## Job
Keep only the lines of the listing that include the word "underlying", and copy them.

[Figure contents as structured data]

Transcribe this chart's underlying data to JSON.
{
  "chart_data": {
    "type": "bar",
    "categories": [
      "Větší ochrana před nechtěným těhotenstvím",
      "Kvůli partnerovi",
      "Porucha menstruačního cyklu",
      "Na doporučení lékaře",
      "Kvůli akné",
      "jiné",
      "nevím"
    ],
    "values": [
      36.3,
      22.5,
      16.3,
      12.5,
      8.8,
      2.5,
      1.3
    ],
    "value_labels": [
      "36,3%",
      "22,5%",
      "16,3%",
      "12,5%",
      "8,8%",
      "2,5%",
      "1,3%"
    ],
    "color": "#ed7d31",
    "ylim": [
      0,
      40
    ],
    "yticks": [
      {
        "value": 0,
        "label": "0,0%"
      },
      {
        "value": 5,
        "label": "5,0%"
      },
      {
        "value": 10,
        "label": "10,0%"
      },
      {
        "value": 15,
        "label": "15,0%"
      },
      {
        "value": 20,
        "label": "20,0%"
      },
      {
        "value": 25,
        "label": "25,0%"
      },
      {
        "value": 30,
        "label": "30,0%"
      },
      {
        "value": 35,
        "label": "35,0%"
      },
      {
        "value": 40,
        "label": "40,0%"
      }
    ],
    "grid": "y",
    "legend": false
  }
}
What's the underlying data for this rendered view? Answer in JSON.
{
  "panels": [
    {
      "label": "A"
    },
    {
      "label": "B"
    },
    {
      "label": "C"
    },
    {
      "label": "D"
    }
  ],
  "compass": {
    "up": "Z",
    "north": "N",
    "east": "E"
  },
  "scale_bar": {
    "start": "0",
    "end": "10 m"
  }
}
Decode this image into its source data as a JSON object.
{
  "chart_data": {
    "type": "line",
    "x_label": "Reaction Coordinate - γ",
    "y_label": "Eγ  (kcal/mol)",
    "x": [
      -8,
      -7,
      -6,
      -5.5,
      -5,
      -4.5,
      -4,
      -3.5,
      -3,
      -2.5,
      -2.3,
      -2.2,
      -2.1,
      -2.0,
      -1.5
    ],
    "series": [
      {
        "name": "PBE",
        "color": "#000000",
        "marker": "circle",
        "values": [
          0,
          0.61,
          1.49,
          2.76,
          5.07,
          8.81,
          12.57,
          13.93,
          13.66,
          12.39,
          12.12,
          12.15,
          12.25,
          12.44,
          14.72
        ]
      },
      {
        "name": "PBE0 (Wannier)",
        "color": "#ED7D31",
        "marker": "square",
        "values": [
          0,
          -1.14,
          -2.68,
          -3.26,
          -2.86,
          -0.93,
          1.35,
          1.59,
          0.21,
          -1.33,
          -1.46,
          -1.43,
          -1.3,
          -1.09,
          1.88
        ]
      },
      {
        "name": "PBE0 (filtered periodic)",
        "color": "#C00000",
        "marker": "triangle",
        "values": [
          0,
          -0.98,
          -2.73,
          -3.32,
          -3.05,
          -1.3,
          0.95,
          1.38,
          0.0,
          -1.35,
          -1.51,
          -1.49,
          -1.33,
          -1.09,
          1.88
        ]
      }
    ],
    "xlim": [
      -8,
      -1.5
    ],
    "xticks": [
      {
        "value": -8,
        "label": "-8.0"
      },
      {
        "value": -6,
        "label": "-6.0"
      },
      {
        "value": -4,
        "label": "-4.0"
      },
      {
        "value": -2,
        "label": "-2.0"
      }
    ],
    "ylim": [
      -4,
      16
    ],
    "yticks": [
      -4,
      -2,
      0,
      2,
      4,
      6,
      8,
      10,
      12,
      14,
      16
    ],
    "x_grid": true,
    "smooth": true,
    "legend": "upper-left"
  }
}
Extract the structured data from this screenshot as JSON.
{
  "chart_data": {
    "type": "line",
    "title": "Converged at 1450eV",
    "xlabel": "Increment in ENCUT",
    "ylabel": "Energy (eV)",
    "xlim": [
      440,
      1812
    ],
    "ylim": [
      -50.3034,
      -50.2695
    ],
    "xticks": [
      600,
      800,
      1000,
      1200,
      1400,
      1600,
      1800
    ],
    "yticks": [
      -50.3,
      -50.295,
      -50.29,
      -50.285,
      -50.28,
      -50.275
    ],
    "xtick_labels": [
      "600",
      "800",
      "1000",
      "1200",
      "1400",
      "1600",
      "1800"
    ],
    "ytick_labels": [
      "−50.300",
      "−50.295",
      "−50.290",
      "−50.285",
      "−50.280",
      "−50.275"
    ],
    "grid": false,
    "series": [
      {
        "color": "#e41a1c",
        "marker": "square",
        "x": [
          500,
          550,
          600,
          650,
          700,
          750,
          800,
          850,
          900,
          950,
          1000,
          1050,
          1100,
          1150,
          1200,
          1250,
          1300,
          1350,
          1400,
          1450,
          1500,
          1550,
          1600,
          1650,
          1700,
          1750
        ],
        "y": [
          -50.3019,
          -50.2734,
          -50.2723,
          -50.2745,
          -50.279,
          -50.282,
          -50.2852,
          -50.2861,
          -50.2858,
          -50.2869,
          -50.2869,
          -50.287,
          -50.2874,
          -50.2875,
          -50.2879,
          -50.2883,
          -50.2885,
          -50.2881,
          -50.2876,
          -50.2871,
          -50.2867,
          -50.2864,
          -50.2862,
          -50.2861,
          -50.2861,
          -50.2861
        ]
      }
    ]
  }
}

## Exercise solution
Transcribe this chart's underlying data to JSON.
What's the underlying data for this rendered view? Answer in JSON.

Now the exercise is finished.